Exercise task:
Comb through the entries for "много" and pull out each line that holds it.

Input rows:
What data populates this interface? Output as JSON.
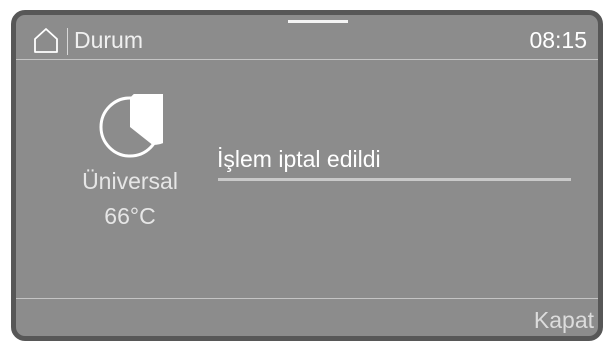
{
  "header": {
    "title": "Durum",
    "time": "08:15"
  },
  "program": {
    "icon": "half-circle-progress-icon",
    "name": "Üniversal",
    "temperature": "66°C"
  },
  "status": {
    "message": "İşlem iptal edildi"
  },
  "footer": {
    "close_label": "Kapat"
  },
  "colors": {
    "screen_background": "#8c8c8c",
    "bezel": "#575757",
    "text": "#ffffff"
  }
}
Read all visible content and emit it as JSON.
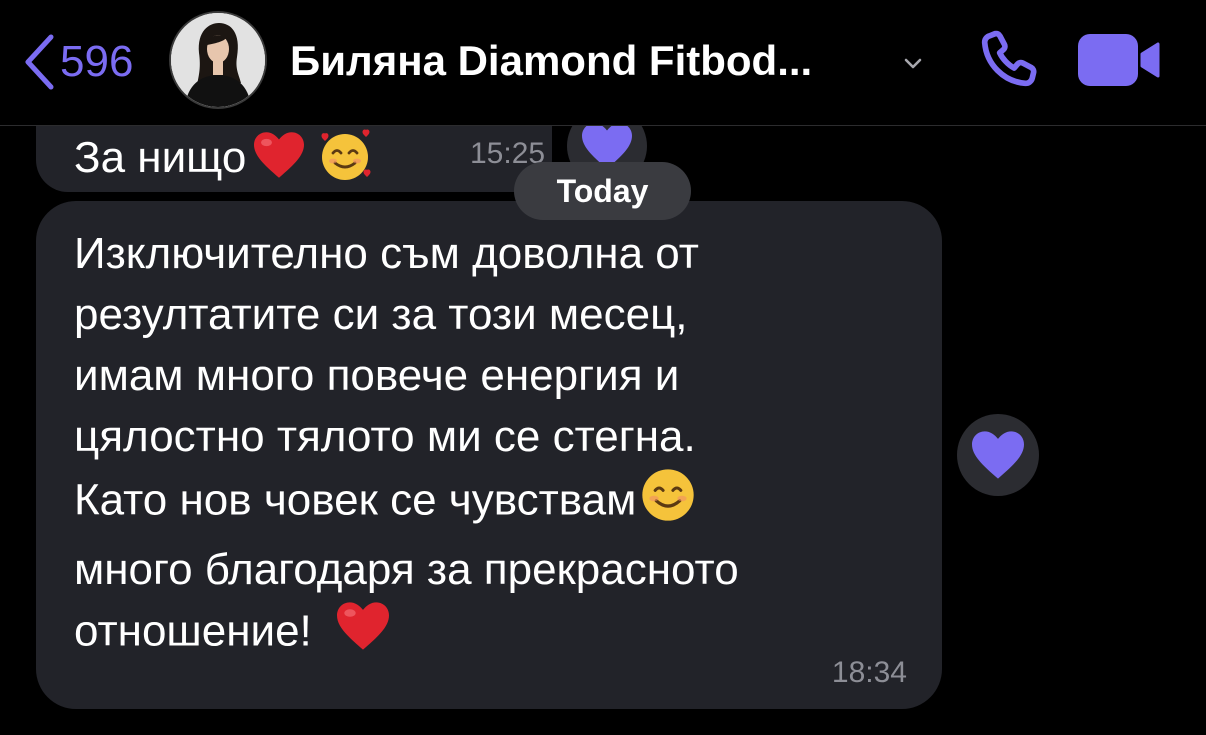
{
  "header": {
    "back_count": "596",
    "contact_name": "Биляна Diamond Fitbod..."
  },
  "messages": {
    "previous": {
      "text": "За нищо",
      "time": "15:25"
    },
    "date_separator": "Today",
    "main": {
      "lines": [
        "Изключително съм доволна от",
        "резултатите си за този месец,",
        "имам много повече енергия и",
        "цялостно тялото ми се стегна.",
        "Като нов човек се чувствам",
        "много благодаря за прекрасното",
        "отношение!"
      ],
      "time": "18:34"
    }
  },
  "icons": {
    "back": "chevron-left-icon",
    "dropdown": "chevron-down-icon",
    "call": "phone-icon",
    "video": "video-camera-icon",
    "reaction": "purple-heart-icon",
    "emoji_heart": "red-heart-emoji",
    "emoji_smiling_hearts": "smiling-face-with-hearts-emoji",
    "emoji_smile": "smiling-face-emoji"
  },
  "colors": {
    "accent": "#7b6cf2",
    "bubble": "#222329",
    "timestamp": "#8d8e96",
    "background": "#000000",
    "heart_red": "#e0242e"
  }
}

Answer to this problem:
        "имам много повече енергия и",
        "много благодаря за прекрасното",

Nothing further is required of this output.